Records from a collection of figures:
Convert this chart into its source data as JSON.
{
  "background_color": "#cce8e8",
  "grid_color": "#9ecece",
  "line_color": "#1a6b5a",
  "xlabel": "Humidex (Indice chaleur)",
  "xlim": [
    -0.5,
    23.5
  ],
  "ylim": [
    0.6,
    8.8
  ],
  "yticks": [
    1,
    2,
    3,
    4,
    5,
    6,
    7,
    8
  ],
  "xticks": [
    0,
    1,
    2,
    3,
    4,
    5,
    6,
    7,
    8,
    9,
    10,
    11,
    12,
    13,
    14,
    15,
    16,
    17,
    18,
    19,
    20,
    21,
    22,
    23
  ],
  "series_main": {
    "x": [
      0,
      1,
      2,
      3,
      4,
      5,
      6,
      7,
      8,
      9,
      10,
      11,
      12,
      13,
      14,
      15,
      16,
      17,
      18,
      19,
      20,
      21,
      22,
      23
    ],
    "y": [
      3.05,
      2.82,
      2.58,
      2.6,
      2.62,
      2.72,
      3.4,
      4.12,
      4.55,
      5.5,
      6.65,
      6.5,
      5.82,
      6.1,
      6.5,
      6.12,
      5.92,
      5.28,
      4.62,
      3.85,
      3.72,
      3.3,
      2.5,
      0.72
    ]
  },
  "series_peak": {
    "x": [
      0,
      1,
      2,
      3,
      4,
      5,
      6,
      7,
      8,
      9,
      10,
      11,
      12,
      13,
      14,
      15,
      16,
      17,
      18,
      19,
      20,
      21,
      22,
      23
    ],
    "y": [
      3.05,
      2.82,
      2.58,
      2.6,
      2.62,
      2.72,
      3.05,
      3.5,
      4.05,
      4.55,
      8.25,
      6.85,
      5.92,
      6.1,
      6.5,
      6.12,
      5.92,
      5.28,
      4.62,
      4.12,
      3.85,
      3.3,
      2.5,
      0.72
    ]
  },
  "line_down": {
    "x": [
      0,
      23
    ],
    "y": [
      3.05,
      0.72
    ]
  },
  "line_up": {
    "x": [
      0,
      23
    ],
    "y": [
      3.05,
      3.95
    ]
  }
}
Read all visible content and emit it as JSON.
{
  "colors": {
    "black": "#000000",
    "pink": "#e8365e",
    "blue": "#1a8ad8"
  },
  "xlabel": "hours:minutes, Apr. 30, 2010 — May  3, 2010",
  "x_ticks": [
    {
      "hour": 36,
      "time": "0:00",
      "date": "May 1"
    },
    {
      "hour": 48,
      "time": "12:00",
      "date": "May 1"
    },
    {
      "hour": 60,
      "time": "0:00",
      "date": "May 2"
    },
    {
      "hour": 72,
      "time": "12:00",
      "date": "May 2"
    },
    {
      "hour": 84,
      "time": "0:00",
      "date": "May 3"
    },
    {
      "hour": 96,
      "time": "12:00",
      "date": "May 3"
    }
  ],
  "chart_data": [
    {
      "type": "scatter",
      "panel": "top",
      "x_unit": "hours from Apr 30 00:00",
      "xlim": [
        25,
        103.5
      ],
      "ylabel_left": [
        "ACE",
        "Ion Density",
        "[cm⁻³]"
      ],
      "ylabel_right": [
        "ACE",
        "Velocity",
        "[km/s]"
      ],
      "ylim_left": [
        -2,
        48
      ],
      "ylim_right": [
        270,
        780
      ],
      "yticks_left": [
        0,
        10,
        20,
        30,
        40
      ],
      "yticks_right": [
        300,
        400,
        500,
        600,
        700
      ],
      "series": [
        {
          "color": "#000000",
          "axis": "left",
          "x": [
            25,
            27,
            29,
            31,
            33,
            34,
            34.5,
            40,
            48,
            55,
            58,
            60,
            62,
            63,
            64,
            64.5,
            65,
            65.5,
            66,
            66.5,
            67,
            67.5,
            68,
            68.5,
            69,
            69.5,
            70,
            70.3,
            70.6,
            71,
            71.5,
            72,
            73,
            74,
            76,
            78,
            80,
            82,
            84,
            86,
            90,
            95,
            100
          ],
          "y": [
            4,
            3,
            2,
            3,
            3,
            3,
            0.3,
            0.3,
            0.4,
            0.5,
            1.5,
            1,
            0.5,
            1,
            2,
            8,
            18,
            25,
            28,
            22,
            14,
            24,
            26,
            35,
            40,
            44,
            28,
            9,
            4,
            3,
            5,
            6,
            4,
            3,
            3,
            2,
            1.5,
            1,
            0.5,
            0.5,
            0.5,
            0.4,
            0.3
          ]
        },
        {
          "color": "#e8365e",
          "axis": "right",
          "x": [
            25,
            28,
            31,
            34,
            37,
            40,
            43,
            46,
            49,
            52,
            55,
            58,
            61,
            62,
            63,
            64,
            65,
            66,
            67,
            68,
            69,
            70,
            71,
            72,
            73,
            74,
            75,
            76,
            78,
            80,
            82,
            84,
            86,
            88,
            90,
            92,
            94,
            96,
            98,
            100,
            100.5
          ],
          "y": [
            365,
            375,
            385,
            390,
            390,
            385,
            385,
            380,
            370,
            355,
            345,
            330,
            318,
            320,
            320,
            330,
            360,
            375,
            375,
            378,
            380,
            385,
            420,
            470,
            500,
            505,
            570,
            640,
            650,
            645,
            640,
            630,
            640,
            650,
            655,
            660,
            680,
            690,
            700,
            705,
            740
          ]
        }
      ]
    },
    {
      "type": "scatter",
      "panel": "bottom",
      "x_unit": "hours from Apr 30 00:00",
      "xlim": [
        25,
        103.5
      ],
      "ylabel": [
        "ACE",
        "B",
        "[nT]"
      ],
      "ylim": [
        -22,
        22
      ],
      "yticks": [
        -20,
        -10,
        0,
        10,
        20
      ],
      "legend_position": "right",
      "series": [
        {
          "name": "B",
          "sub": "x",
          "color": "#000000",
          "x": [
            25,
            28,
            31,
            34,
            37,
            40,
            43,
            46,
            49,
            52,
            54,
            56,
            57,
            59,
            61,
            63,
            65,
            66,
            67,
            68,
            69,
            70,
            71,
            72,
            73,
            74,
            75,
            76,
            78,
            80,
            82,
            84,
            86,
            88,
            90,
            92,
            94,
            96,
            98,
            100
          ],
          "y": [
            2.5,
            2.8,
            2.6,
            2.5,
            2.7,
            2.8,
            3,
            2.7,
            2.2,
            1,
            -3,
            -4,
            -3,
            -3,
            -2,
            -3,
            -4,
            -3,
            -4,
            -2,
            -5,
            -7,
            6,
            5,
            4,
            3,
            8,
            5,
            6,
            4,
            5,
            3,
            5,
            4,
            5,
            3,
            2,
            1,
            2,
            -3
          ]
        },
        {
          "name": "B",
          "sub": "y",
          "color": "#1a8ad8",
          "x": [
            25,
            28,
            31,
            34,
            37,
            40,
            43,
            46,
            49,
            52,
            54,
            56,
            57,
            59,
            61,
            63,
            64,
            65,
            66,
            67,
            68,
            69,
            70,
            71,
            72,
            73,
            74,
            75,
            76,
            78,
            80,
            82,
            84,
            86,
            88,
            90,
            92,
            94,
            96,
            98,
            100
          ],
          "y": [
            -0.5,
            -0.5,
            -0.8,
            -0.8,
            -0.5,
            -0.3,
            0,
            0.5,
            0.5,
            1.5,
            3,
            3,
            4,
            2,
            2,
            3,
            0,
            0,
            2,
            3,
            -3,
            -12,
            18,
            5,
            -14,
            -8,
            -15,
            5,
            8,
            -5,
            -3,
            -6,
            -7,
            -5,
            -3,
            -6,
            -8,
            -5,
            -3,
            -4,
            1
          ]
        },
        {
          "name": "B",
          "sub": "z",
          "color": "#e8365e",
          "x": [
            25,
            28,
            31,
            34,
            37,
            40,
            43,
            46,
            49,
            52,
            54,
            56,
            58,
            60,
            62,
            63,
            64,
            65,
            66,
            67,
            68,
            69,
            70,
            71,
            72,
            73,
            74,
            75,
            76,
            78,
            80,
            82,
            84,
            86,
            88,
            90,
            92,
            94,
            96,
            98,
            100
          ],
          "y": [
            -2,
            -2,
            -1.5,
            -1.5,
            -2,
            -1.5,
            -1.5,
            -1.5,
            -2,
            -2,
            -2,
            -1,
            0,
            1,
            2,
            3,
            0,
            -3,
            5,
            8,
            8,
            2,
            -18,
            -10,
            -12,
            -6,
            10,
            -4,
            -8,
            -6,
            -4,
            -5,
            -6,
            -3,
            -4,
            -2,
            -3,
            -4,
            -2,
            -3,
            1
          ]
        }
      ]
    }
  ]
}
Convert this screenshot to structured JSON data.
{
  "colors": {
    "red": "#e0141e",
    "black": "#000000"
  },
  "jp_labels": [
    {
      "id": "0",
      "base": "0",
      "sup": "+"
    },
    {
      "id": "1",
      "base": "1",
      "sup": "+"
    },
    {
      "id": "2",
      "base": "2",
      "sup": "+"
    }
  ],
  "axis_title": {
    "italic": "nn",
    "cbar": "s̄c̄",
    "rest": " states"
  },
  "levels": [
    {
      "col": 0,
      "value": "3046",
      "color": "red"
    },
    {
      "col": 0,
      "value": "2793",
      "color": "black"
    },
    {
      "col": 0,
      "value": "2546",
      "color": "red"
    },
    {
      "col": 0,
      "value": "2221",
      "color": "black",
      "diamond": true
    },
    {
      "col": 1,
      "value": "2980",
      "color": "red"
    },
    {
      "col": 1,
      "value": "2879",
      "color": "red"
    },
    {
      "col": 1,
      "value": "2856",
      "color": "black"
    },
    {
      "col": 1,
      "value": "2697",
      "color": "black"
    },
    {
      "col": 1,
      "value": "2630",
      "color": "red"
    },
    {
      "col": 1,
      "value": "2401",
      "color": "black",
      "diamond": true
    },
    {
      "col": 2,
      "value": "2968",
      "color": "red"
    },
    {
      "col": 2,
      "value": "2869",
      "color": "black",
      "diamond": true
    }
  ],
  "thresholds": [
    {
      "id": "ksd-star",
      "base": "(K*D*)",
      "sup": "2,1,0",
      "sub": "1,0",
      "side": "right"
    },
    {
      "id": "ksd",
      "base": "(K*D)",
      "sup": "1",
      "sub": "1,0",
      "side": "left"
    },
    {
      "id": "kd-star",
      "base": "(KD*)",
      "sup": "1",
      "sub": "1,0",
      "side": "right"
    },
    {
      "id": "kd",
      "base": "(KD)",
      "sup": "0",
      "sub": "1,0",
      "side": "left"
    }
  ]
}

SHORT EXERCISE: Return, from the data, each line that has the word "xlabel" in it.

REPLY TO THE TASK:
  "xlabel": "Humidex (Indice chaleur)",
  "xlabel": "hours:minutes, Apr. 30, 2010 — May  3, 2010",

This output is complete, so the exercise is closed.